Do this - Check each line below for the word "Government", and copy those that have it.
━━━ Data supplied ━━━
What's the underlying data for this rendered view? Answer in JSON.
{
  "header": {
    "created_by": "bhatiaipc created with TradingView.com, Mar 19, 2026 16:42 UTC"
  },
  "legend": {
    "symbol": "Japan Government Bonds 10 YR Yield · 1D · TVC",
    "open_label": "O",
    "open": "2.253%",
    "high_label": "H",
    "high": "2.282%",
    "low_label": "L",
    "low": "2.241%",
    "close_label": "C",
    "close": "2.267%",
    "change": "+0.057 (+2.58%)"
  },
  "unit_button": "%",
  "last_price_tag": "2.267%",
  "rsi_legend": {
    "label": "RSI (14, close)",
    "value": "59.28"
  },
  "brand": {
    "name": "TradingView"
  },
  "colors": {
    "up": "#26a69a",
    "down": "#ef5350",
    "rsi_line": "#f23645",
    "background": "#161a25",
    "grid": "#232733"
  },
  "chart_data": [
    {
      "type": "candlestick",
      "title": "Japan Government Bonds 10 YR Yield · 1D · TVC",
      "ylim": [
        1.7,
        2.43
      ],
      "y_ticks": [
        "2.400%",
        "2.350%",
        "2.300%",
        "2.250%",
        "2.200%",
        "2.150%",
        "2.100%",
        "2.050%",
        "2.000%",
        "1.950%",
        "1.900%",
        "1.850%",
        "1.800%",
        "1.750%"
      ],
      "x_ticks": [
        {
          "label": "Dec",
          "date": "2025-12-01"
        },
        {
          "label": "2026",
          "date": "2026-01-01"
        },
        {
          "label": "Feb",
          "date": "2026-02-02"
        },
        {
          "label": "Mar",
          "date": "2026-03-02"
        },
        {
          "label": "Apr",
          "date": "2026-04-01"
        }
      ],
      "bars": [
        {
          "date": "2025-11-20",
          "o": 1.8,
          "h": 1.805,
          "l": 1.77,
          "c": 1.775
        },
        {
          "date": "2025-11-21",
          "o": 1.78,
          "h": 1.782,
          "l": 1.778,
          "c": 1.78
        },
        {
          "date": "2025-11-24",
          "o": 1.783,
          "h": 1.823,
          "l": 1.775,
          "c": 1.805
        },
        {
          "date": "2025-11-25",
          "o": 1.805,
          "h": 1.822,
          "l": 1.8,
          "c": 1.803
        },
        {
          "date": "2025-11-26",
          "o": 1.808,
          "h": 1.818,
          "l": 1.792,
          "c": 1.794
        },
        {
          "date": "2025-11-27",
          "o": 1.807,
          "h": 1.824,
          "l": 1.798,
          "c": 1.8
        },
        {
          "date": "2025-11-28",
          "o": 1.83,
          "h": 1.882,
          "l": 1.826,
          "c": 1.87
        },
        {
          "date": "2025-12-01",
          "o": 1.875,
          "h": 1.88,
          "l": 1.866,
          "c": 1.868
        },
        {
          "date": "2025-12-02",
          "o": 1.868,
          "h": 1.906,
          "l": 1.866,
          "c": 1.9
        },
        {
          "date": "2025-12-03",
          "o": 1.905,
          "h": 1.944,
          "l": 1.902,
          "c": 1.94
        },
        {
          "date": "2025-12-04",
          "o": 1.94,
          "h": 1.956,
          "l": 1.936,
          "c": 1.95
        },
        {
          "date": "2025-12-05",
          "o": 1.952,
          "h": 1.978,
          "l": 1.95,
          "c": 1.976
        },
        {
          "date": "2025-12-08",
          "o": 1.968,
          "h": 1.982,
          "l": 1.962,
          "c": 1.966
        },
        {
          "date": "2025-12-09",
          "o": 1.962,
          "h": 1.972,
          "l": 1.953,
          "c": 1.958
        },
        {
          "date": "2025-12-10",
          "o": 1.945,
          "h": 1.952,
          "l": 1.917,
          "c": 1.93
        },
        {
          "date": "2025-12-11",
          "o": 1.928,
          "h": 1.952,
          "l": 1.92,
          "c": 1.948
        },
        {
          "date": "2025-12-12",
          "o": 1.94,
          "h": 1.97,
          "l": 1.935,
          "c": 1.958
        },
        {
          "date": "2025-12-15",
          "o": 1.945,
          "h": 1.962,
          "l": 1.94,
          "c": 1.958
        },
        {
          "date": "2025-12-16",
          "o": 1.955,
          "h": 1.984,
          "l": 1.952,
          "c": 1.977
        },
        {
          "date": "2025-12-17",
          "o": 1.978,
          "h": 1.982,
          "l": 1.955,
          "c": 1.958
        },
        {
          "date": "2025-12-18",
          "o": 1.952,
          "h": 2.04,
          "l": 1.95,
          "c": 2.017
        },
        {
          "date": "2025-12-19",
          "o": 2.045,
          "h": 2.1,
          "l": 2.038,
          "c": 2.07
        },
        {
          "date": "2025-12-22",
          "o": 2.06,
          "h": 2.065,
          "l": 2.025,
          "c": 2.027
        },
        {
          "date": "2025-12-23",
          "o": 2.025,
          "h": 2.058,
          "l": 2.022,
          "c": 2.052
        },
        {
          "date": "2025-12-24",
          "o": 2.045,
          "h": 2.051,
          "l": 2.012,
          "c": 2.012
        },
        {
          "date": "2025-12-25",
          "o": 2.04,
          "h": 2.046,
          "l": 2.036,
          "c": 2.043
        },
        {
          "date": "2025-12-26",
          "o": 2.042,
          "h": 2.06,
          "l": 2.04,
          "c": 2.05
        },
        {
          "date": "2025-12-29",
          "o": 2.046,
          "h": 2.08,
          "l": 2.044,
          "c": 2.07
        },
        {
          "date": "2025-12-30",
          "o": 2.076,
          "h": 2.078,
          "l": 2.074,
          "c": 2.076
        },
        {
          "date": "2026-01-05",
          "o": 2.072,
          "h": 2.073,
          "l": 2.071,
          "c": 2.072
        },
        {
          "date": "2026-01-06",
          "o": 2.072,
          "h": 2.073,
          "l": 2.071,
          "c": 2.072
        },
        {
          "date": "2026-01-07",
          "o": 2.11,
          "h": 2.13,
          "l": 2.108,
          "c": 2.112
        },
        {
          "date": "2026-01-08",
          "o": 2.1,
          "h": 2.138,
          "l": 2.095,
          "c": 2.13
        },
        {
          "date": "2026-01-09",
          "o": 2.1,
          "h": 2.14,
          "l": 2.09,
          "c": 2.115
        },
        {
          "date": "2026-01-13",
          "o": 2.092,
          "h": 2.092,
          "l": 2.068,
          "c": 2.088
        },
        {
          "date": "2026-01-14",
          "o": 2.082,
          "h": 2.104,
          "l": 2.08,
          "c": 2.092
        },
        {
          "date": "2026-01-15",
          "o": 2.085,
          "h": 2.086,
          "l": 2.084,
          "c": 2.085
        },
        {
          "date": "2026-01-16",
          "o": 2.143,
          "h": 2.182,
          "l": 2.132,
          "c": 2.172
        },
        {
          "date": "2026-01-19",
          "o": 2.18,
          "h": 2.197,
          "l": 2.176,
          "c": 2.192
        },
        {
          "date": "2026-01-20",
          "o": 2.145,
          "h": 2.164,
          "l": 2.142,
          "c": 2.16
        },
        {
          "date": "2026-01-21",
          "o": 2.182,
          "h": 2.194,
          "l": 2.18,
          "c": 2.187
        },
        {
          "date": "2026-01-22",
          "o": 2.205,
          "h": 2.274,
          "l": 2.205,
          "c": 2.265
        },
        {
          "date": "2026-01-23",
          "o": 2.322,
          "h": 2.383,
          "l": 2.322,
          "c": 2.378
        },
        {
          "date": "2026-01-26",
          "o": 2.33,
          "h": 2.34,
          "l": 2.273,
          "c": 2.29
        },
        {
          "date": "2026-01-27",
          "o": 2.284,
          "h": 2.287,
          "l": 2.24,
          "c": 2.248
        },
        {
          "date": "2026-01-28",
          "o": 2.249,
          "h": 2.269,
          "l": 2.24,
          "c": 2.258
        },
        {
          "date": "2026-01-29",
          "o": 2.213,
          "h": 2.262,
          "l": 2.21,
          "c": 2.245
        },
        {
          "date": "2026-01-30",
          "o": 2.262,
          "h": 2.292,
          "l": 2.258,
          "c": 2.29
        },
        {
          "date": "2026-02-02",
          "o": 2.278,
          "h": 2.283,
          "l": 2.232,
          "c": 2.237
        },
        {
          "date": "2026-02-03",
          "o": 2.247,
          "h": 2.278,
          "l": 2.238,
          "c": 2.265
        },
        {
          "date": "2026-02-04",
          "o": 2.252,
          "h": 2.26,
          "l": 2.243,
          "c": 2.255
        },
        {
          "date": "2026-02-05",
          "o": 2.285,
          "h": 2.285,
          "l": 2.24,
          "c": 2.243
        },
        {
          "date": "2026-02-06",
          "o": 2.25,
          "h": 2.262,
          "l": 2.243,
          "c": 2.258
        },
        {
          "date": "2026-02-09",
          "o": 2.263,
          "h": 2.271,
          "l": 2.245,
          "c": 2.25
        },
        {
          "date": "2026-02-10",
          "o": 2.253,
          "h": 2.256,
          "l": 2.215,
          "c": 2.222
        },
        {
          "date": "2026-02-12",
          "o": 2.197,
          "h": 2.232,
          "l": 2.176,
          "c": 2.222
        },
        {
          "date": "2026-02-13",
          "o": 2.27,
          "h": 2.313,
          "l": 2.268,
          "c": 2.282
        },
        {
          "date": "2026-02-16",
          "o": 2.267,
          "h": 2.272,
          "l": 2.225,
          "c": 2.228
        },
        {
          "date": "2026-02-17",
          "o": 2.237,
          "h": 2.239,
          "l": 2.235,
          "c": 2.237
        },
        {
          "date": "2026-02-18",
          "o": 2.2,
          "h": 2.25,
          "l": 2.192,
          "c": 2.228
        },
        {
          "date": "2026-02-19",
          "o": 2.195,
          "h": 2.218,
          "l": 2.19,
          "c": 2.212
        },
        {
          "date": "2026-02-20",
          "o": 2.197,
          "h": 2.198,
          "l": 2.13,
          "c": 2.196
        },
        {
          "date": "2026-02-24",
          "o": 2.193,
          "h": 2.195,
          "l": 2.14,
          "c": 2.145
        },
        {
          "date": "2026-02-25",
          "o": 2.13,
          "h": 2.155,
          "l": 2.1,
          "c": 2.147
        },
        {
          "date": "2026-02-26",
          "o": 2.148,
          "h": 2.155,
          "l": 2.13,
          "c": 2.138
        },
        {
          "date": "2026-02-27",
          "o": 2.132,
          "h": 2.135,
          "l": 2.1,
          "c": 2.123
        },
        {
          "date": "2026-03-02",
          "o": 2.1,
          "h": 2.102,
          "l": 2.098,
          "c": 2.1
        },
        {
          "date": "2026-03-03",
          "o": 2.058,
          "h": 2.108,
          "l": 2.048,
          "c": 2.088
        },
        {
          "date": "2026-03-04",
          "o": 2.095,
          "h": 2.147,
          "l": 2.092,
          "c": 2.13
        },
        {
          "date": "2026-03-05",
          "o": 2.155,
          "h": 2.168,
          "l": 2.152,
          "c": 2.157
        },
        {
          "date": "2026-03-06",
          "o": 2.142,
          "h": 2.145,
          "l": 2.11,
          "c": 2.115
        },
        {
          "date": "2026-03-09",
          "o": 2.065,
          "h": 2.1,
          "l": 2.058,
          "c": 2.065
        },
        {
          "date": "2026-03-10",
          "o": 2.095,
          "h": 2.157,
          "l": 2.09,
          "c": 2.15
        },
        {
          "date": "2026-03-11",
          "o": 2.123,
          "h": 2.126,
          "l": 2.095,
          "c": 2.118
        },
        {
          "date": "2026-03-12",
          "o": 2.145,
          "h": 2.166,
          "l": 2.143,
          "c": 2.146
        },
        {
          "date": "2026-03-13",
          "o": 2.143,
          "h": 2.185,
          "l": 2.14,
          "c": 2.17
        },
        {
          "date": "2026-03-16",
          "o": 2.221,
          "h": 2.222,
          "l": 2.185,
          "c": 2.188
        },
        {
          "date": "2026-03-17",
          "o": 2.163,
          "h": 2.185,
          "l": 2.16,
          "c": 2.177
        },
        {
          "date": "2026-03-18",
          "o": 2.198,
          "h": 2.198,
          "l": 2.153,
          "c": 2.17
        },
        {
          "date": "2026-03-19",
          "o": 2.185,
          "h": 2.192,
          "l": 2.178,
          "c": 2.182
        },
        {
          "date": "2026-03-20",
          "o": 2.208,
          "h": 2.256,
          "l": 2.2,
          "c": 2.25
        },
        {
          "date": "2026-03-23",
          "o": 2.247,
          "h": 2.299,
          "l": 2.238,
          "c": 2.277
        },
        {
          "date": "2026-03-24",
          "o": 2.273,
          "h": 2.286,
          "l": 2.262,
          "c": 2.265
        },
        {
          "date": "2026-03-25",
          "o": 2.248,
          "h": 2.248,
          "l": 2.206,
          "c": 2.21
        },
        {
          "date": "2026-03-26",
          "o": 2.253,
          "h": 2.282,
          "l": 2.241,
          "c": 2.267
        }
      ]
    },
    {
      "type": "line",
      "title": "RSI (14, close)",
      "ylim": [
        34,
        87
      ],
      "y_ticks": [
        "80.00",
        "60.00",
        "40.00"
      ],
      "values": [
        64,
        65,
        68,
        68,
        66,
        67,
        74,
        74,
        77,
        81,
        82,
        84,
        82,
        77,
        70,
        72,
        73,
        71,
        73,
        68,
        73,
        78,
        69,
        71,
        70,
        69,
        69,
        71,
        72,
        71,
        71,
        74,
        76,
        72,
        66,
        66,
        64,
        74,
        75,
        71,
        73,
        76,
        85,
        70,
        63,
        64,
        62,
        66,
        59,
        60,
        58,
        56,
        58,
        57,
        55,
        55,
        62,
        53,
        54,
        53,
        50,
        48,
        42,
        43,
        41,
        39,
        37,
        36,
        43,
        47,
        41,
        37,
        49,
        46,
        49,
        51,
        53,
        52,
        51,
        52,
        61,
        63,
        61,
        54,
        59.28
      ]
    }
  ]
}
━━━
Finished answer -
    "symbol": "Japan Government Bonds 10 YR Yield · 1D · TVC",
      "title": "Japan Government Bonds 10 YR Yield · 1D · TVC",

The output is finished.